_Passage given:_
** Begin **

Well, that’s pretty close to zero. Which is good. When we average over our samples, they better estimate the mean of the distribution they came from.

4.2.2.4 simulating the distribution of sample means

Our histogram with 10 sample means looked kind of sad. Let’s give it some more friends. How about we repeat our little sampling experiment 1000 times.

Explain…We take 1000 samples. Each sample takes 20 scores from a normal distribution (mean=0, SD=1). Then we find the means of each sample (giving us 1000 sample means). Then, we plot that distribution.

# get 1000 samples with 20 scores each

scores <- rnorm(1000*20,0,1)
samples <- rep(1:1000,each=20)
my_df <- data.frame(samples,scores)

# get the means of the samples

sample_means <- my_df %>%
                group_by(samples) %>%
                summarise(means=mean(scores))

# make a histogram

 ggplot(sample_means, aes(x=means))+
  geom_histogram(color="white")+
  theme_classic()

There, that looks more like a sampling distribution of the sample means. Notice it’s properties. It is centered on 0, which tells us that sample means are mostly around zero. It is also bell-shaped, like the normal distribution it came from. It is also quite narrow. The numbers on the x-axis don’t go much past -.5 to +.5.

We will use things like the sampling distribution of the mean to make inferences about what chance can do in your data later on in this course.

4.2.3 Sampling distributions for any statistic

Just for fun here are some different sampling distributions for different statistics. We will take a normal distribution with mean = 100, and standard deviation =20. Then, we’ll take lots of samples with n = 50 (50 observations per sample). We’ll save all of the sample statistics, then plot their histograms. We do the sample means, standard deviations, maximum values, and medians. Let’s do it.

all_df<-data.frame()
for(i in 1:1000){
  sample<-rnorm(50,100,20)
  sample_mean<-mean(sample)
  sample_sd<-sd(sample)
  sample_max<-max(sample)
  sample_median<-median(sample)
  t_df<-data.frame(i,sample_mean,sample_sd,sample_max,sample_median)
  all_df<-rbind(all_df,t_df)
}

library(ggpubr)
a<-ggplot(all_df,aes(x=sample_mean))+
  geom_histogram(color="white")+
  theme_classic()

** End **

_Exercise tasks:_
1 – In the passage on sampling distributions, how many observations does each sample contain when the sample means, standard deviations, maximum values, and medians are compared?
2 – Reproduce everything in the passage on sampling distributions from "Our histogram with" down to "experiment 1000 times.".
3 – Write the next part of the passage on sampling distributions, picking up after its final line.

_Given material:_
** Begin **

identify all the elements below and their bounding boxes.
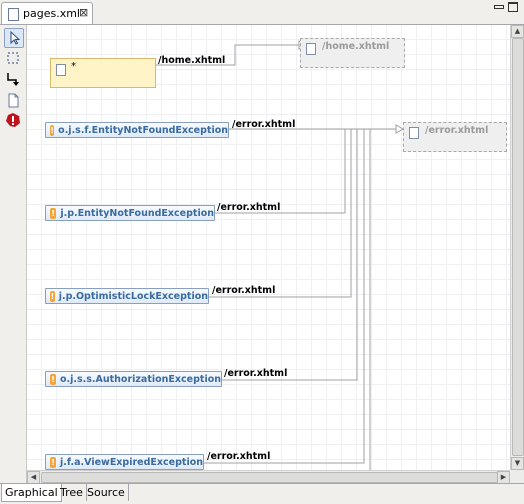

** End **

_Solved problems:_
1 – Fifty observations per sample.

2 –
Our histogram with 10 sample means looked kind of sad. Let’s give it some more friends. How about we repeat our little sampling experiment 1000 times.

3 –
b<-ggplot(all_df,aes(x=sample_sd))+
  geom_histogram(color="white")+
  theme_classic()
c<-ggplot(all_df,aes(x=sample_max))+
  geom_histogram(color="white")+
  theme_classic()
d<-ggplot(all_df,aes(x=sample_median))+
  geom_histogram(color="white")+
  theme_classic()

ggarrange(a,b,c,d,
          ncol = 2, nrow = 2)

From reading the textbook and attending lecture, you should be able to start thinking about why these sampling statistic distributions might be useful…For now, just know that you can make a sampling statistic for pretty much anything in R, just by simulating the process of sampling, measuring the statistic, doing it over a bunch, and then plotting the histogram. This gives you a pretty good estimate of the distribution for that sampling statistic.

4.2.4 Central limit theorem

We have been building you up for the central limit theorem, described in the textbook and in class. The central limit theorem is basically that the distribution of sample means will be a normal curve. We already saw that before. But, the interesting thing about it, is that the distribution of your sample means will be normal, even if the distribution the samples came from is not normal. Huh what?

To demonstrate this the next bit of code is modified from what we did earlier. We create 100 samples. Each sample has 1000 observations. All of them come from a uniform distribution between 0 to 1. This means all of the numbers between 0 and 1 should occur equally frequently. Below I plot histograms for the first 10 samples (out of the 100 total, 100 is too many to look at). Notice the histograms are not normal, they are roughly flat.

scores <- runif(100*1000,0,1)
samples <- rep(1:100,each=1000)
my_df <- data.frame(samples,scores)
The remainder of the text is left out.